#### [TO DO]
Return the records, each one exactly as written.
——————————
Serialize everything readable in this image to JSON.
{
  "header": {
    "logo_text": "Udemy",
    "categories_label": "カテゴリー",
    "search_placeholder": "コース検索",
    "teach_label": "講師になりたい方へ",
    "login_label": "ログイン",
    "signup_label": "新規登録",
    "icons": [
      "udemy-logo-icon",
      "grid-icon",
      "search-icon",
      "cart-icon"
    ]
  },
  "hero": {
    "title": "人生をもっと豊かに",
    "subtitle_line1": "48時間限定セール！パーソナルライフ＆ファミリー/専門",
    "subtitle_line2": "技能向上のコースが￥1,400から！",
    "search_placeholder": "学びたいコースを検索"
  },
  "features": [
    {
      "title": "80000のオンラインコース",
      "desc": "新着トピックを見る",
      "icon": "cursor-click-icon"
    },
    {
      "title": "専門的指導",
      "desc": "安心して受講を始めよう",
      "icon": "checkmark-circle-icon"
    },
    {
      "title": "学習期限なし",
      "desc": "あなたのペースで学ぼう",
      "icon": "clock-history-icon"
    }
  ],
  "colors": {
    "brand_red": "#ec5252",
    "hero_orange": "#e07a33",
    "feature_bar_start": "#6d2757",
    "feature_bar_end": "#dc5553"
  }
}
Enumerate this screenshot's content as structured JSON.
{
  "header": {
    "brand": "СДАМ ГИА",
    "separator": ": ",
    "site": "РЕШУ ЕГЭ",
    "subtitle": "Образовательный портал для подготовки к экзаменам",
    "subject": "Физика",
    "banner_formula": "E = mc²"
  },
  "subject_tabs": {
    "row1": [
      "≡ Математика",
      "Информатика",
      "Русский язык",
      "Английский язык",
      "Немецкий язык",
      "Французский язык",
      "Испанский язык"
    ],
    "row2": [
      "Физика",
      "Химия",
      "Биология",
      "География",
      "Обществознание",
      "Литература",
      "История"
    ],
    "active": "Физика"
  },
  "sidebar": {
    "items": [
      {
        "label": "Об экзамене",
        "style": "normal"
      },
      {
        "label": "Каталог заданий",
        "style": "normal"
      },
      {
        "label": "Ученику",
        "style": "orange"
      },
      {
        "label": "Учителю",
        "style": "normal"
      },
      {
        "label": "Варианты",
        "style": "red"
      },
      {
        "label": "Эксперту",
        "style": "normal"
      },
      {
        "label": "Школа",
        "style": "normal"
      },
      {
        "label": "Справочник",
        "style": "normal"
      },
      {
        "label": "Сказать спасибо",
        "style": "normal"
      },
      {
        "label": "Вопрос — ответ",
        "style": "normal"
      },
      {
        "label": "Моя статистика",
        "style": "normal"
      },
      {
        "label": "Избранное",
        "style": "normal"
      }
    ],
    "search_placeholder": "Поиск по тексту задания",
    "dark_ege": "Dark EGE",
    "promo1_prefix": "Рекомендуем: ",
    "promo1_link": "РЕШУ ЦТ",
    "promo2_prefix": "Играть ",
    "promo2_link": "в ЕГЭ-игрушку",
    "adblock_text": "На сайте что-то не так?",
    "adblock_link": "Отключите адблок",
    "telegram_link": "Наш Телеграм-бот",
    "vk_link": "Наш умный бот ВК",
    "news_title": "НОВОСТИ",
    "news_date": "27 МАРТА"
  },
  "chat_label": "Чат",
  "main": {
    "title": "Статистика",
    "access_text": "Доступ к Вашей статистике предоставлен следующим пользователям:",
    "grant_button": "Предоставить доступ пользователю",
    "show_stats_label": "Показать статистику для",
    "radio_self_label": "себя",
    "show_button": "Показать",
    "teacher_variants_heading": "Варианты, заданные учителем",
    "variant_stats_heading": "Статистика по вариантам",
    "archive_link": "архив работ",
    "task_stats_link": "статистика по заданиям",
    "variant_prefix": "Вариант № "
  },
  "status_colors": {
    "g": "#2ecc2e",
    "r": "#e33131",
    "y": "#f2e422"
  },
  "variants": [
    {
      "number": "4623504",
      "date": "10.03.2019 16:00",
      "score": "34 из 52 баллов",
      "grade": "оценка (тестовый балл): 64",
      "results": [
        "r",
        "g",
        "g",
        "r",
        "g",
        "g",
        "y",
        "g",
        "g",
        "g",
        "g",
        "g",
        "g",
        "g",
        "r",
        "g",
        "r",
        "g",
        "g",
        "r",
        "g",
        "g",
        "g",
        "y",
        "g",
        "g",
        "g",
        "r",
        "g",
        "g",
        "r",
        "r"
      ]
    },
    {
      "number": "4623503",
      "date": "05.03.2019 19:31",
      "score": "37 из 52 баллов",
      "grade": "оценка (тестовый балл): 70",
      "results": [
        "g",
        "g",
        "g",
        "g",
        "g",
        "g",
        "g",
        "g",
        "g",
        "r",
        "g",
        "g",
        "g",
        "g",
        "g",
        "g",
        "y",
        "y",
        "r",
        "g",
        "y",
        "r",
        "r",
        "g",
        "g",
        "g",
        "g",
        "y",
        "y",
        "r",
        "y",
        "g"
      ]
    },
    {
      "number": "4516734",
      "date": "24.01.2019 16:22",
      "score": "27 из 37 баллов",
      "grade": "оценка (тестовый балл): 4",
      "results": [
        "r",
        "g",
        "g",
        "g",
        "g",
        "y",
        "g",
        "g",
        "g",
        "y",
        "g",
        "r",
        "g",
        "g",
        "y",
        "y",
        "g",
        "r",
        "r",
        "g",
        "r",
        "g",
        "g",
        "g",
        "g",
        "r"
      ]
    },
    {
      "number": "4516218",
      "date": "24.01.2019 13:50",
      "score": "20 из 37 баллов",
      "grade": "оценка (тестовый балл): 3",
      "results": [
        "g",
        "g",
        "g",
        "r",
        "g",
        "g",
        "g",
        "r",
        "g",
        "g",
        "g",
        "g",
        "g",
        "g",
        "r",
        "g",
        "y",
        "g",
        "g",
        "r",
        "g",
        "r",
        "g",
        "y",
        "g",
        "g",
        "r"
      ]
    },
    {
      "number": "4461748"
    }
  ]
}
——————————
#### [SOLUTION TO THE EXERCISE]
Serialize everything readable in this image to JSON.
{
  "header": {
    "logo_text": "Udemy",
    "categories_label": "カテゴリー",
    "search_placeholder": "コース検索",
    "teach_label": "講師になりたい方へ",
    "login_label": "ログイン",
    "signup_label": "新規登録",
    "icons": [
      "udemy-logo-icon",
      "grid-icon",
      "search-icon",
      "cart-icon"
    ]
  },
  "hero": {
    "title": "人生をもっと豊かに",
    "subtitle_line1": "48時間限定セール！パーソナルライフ＆ファミリー/専門",
    "subtitle_line2": "技能向上のコースが￥1,400から！",
    "search_placeholder": "学びたいコースを検索"
  },
  "features": [
    {
      "title": "80000のオンラインコース",
      "desc": "新着トピックを見る",
      "icon": "cursor-click-icon"
    },
    {
      "title": "専門的指導",
      "desc": "安心して受講を始めよう",
      "icon": "checkmark-circle-icon"
    },
    {
      "title": "学習期限なし",
      "desc": "あなたのペースで学ぼう",
      "icon": "clock-history-icon"
    }
  ],
  "colors": {
    "brand_red": "#ec5252",
    "hero_orange": "#e07a33",
    "feature_bar_start": "#6d2757",
    "feature_bar_end": "#dc5553"
  }
}
Enumerate this screenshot's content as structured JSON.
{
  "header": {
    "brand": "СДАМ ГИА",
    "separator": ": ",
    "site": "РЕШУ ЕГЭ",
    "subtitle": "Образовательный портал для подготовки к экзаменам",
    "subject": "Физика",
    "banner_formula": "E = mc²"
  },
  "subject_tabs": {
    "row1": [
      "≡ Математика",
      "Информатика",
      "Русский язык",
      "Английский язык",
      "Немецкий язык",
      "Французский язык",
      "Испанский язык"
    ],
    "row2": [
      "Физика",
      "Химия",
      "Биология",
      "География",
      "Обществознание",
      "Литература",
      "История"
    ],
    "active": "Физика"
  },
  "sidebar": {
    "items": [
      {
        "label": "Об экзамене",
        "style": "normal"
      },
      {
        "label": "Каталог заданий",
        "style": "normal"
      },
      {
        "label": "Ученику",
        "style": "orange"
      },
      {
        "label": "Учителю",
        "style": "normal"
      },
      {
        "label": "Варианты",
        "style": "red"
      },
      {
        "label": "Эксперту",
        "style": "normal"
      },
      {
        "label": "Школа",
        "style": "normal"
      },
      {
        "label": "Справочник",
        "style": "normal"
      },
      {
        "label": "Сказать спасибо",
        "style": "normal"
      },
      {
        "label": "Вопрос — ответ",
        "style": "normal"
      },
      {
        "label": "Моя статистика",
        "style": "normal"
      },
      {
        "label": "Избранное",
        "style": "normal"
      }
    ],
    "search_placeholder": "Поиск по тексту задания",
    "dark_ege": "Dark EGE",
    "promo1_prefix": "Рекомендуем: ",
    "promo1_link": "РЕШУ ЦТ",
    "promo2_prefix": "Играть ",
    "promo2_link": "в ЕГЭ-игрушку",
    "adblock_text": "На сайте что-то не так?",
    "adblock_link": "Отключите адблок",
    "telegram_link": "Наш Телеграм-бот",
    "vk_link": "Наш умный бот ВК",
    "news_title": "НОВОСТИ",
    "news_date": "27 МАРТА"
  },
  "chat_label": "Чат",
  "main": {
    "title": "Статистика",
    "access_text": "Доступ к Вашей статистике предоставлен следующим пользователям:",
    "grant_button": "Предоставить доступ пользователю",
    "show_stats_label": "Показать статистику для",
    "radio_self_label": "себя",
    "show_button": "Показать",
    "teacher_variants_heading": "Варианты, заданные учителем",
    "variant_stats_heading": "Статистика по вариантам",
    "archive_link": "архив работ",
    "task_stats_link": "статистика по заданиям",
    "variant_prefix": "Вариант № "
  },
  "status_colors": {
    "g": "#2ecc2e",
    "r": "#e33131",
    "y": "#f2e422"
  },
  "variants": [
    {
      "number": "4623504",
      "date": "10.03.2019 16:00",
      "score": "34 из 52 баллов",
      "grade": "оценка (тестовый балл): 64",
      "results": [
        "r",
        "g",
        "g",
        "r",
        "g",
        "g",
        "y",
        "g",
        "g",
        "g",
        "g",
        "g",
        "g",
        "g",
        "r",
        "g",
        "r",
        "g",
        "g",
        "r",
        "g",
        "g",
        "g",
        "y",
        "g",
        "g",
        "g",
        "r",
        "g",
        "g",
        "r",
        "r"
      ]
    },
    {
      "number": "4623503",
      "date": "05.03.2019 19:31",
      "score": "37 из 52 баллов",
      "grade": "оценка (тестовый балл): 70",
      "results": [
        "g",
        "g",
        "g",
        "g",
        "g",
        "g",
        "g",
        "g",
        "g",
        "r",
        "g",
        "g",
        "g",
        "g",
        "g",
        "g",
        "y",
        "y",
        "r",
        "g",
        "y",
        "r",
        "r",
        "g",
        "g",
        "g",
        "g",
        "y",
        "y",
        "r",
        "y",
        "g"
      ]
    },
    {
      "number": "4516734",
      "date": "24.01.2019 16:22",
      "score": "27 из 37 баллов",
      "grade": "оценка (тестовый балл): 4",
      "results": [
        "r",
        "g",
        "g",
        "g",
        "g",
        "y",
        "g",
        "g",
        "g",
        "y",
        "g",
        "r",
        "g",
        "g",
        "y",
        "y",
        "g",
        "r",
        "r",
        "g",
        "r",
        "g",
        "g",
        "g",
        "g",
        "r"
      ]
    },
    {
      "number": "4516218",
      "date": "24.01.2019 13:50",
      "score": "20 из 37 баллов",
      "grade": "оценка (тестовый балл): 3",
      "results": [
        "g",
        "g",
        "g",
        "r",
        "g",
        "g",
        "g",
        "r",
        "g",
        "g",
        "g",
        "g",
        "g",
        "g",
        "r",
        "g",
        "y",
        "g",
        "g",
        "r",
        "g",
        "r",
        "g",
        "y",
        "g",
        "g",
        "r"
      ]
    },
    {
      "number": "4461748"
    }
  ]
}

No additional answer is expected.